VORLIEGENDER TEXT

Weil sie nun einmal so aussahen, gab ihnen Giovanni Riccoli, Zeichner der ersten Mondkarte, 1651 den Namen „Maria“, „Meere“. Aber als die ersten Menschen 1969 durch das Meer der Ruhe spazierten, war alles staubtrocken, man hatte es erwartet, der Mond galt als wasserlos. Zwar fanden sich Spuren in Gestein, das die Apollo-Missionen mitbrachten, aber die interpretierte man als Verunreinigung: Die Behälter, in denen das Mondgestein transportiert wurde, waren nicht dicht, auf der Erde konnte Luft hinein, feuchte Luft im Nasa-Sitz Houston.

AUFGABEN
**a.** Stimmen die folgenden Aussagen mit dem Text über die Mondmeere überein? Beantworte jede mit Ja oder Nein und zitiere die entscheidenden Worte des Textes. (i) Giovanni Riccoli gab den Mondmeeren 1651 ihren Namen. (ii) Die ersten Menschen fanden 1969 im Meer der Ruhe feuchten Boden vor. (iii) Die Spuren im Gestein der Apollo-Missionen wurden als Verunreinigung gedeutet.
**b.** Nenne alle Personen, Orte und Organisationen, die der Text über die Mondmeere mit Namen anführt.
**c.** Schreibe aus dem Text über die Mondmeere die Stelle heraus, beginnend mit „Weil sie nun“ und weiter bis einschließlich „im Nasa-Sitz Houston.“.

GEGEBENE EINTRÄGE

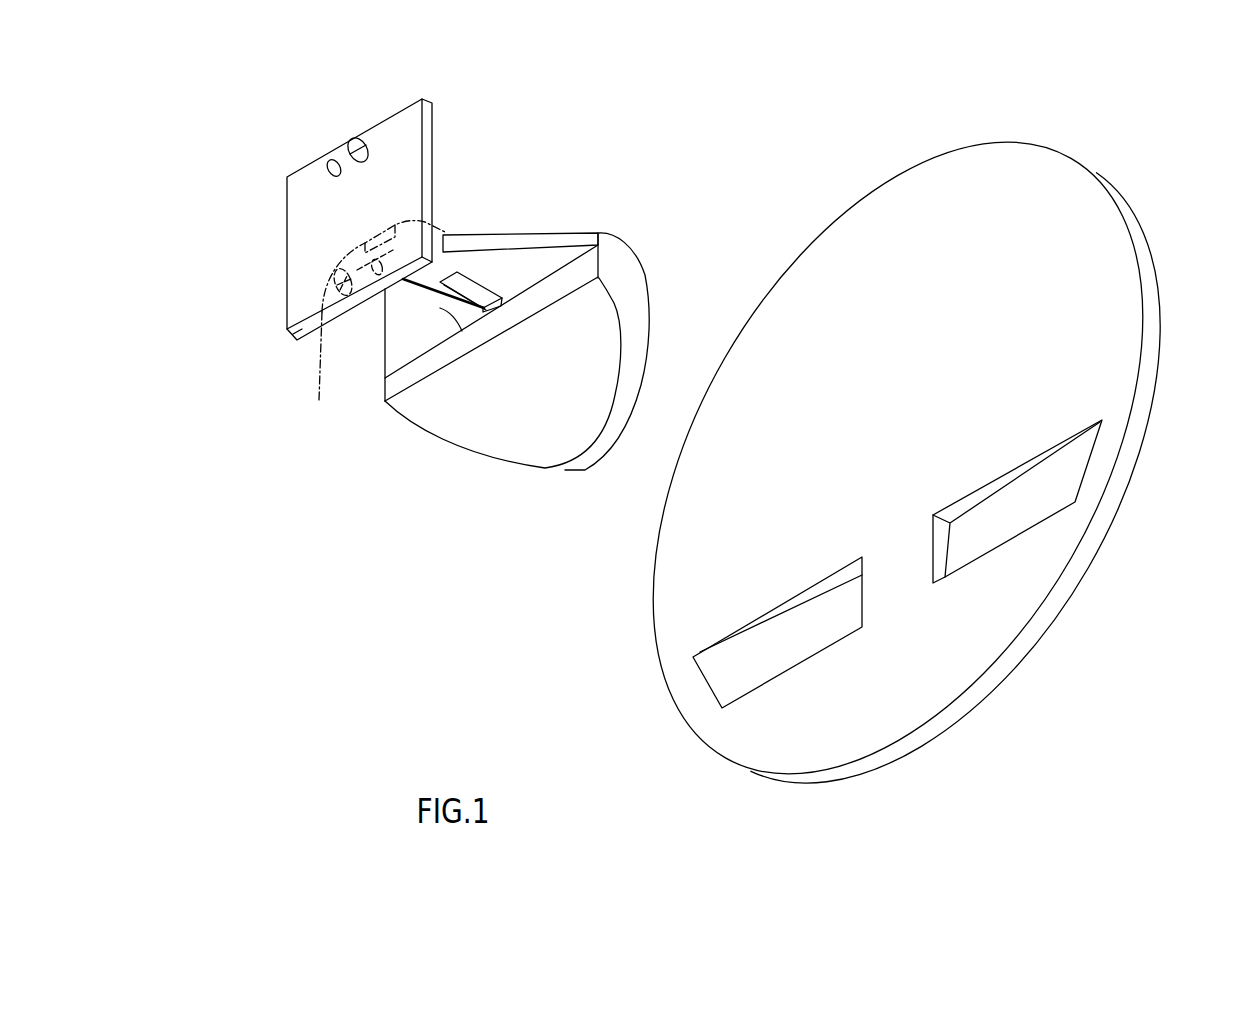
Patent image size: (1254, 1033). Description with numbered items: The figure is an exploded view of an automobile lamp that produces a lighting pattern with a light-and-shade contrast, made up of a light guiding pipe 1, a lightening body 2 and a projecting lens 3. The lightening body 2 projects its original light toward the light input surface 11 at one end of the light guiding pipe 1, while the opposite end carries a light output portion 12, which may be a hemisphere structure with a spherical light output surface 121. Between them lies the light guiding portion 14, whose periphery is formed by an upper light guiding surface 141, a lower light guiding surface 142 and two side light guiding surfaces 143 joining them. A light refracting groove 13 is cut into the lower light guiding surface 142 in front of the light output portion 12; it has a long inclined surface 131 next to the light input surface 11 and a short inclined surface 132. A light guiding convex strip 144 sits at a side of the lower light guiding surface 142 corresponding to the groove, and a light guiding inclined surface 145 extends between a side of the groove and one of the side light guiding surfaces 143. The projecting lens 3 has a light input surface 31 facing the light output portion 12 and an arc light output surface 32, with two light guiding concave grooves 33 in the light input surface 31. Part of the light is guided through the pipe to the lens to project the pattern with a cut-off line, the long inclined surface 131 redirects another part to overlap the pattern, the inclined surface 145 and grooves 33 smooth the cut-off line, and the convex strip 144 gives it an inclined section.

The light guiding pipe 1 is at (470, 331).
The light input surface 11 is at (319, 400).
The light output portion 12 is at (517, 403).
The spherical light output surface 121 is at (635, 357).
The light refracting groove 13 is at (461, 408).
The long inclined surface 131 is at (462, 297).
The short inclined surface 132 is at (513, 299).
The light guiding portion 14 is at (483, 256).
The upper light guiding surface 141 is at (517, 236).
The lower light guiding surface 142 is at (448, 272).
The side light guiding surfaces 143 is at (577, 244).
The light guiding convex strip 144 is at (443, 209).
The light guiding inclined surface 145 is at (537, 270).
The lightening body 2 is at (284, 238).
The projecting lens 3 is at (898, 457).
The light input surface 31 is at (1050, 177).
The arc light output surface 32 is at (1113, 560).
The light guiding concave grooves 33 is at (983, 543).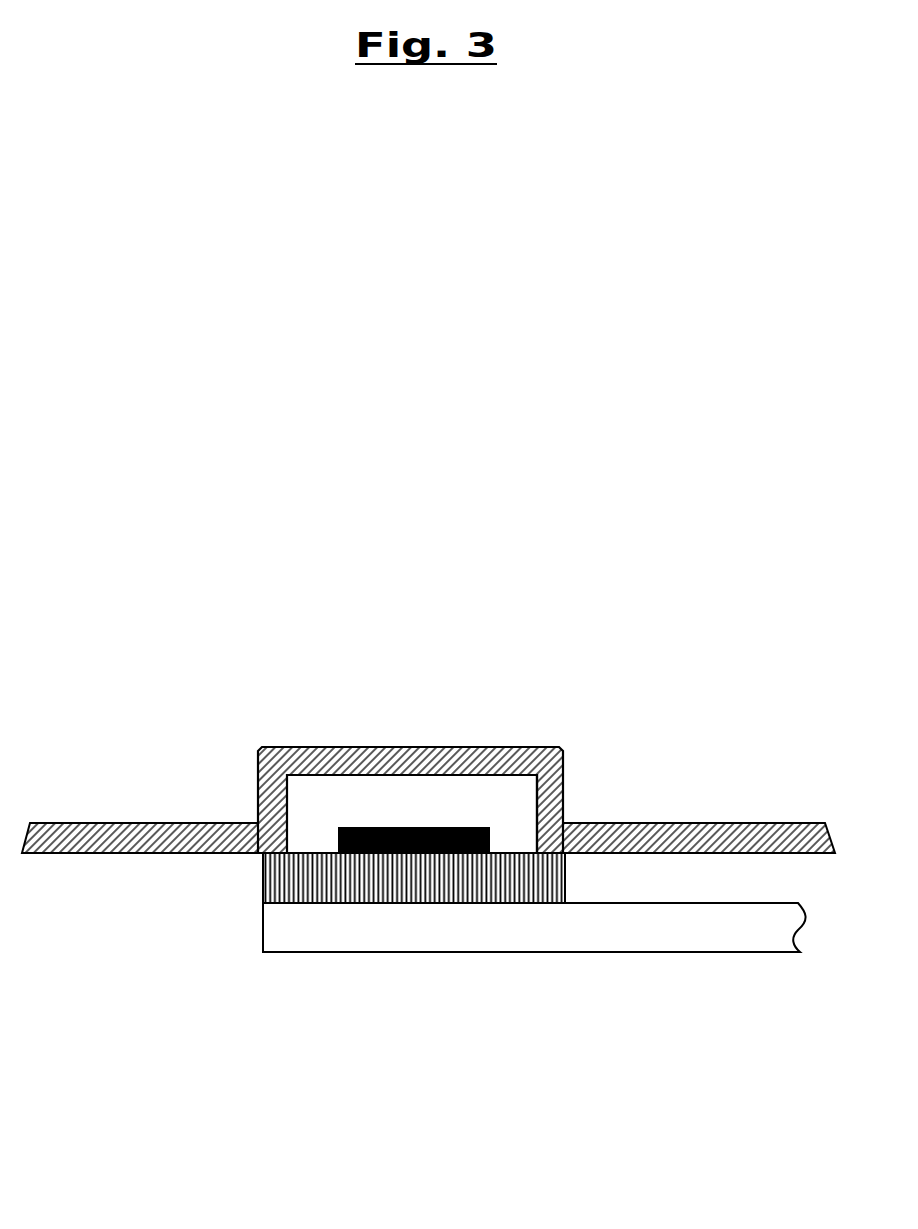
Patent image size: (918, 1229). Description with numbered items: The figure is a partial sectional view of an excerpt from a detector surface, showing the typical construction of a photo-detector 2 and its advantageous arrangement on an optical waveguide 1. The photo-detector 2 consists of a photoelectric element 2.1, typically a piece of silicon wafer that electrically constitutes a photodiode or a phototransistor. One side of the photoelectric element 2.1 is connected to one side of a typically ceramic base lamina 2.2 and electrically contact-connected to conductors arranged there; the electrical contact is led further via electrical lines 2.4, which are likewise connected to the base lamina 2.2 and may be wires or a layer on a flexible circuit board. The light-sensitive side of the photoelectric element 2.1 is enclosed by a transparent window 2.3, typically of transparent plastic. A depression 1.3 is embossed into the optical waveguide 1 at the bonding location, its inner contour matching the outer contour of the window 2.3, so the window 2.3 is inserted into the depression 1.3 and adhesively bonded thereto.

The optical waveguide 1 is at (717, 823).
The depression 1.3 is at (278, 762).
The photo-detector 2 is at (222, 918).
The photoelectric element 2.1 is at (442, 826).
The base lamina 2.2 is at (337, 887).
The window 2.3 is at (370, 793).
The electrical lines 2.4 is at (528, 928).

LÖSUNGEN
**a.**
(i) Ja: „gab ihnen Giovanni Riccoli, Zeichner der ersten Mondkarte, 1651 den Namen „Maria““
(ii) Nein: „war alles staubtrocken“
(iii) Ja: „die interpretierte man als Verunreinigung“

**b.** Giovanni Riccoli, Meer der Ruhe, Nasa, Houston

**c.**
Weil sie nun einmal so aussahen, gab ihnen Giovanni Riccoli, Zeichner der ersten Mondkarte, 1651 den Namen „Maria“, „Meere“. Aber als die ersten Menschen 1969 durch das Meer der Ruhe spazierten, war alles staubtrocken, man hatte es erwartet, der Mond galt als wasserlos. Zwar fanden sich Spuren in Gestein, das die Apollo-Missionen mitbrachten, aber die interpretierte man als Verunreinigung: Die Behälter, in denen das Mondgestein transportiert wurde, waren nicht dicht, auf der Erde konnte Luft hinein, feuchte Luft im Nasa-Sitz Houston.